Extracted records
↓
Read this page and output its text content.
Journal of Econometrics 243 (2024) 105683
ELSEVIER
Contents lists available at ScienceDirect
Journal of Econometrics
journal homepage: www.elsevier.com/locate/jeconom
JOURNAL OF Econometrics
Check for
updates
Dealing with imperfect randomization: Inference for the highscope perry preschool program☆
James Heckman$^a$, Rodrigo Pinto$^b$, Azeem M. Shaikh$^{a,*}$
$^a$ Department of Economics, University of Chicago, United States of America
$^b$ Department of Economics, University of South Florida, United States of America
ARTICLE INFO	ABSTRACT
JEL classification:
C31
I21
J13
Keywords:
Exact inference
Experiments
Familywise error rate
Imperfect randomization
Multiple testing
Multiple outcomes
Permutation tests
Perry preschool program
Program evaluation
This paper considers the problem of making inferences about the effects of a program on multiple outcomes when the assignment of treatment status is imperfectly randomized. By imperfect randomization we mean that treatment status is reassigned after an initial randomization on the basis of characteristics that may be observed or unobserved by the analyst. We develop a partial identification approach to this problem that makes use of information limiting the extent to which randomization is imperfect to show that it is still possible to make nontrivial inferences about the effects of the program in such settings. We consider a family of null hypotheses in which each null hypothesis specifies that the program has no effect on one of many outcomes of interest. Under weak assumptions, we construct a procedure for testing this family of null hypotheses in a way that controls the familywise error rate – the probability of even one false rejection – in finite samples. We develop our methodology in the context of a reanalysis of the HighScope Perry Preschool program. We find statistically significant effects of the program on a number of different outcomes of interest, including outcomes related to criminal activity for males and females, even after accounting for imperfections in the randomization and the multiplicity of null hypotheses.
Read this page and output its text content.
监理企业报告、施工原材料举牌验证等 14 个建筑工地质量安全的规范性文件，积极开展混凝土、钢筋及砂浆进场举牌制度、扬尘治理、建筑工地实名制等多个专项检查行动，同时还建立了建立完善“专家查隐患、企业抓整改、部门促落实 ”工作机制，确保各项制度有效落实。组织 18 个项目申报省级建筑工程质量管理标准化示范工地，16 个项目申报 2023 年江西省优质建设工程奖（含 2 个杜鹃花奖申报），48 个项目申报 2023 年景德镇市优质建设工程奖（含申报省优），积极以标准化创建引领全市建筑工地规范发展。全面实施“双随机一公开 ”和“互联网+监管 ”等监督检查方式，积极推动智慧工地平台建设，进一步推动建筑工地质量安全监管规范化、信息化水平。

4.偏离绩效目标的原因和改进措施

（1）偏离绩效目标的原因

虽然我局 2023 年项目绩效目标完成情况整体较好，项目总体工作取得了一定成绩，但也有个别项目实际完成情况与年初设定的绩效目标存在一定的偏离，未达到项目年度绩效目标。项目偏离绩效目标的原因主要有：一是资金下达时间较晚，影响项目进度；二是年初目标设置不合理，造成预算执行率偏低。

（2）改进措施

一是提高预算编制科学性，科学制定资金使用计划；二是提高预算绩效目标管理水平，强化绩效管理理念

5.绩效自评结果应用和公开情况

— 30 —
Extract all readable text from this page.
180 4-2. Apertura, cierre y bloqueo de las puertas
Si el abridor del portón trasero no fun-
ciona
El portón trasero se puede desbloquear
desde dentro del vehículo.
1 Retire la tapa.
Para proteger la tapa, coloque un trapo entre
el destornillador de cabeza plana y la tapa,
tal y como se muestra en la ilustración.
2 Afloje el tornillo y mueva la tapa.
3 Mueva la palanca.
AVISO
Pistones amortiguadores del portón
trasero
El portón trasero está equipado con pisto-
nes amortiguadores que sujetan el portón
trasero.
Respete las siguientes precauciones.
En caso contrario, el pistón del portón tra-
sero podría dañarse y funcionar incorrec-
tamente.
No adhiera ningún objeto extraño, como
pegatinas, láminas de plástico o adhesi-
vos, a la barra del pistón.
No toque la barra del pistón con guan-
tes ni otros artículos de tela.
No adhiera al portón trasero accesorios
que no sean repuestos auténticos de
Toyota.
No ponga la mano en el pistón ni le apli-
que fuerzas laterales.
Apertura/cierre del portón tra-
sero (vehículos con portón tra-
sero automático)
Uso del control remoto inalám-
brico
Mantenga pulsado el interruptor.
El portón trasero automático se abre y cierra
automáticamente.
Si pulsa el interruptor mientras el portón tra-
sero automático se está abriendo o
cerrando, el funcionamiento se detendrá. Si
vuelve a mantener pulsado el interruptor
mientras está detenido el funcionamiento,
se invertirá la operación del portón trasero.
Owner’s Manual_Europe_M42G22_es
↑
# Exercise requirements
Lines holding the word "adhiera" in the entries above are the ones to pull out. Copy them all.

# Correct output
No adhiera ningún objeto extraño, como
No adhiera al portón trasero accesorios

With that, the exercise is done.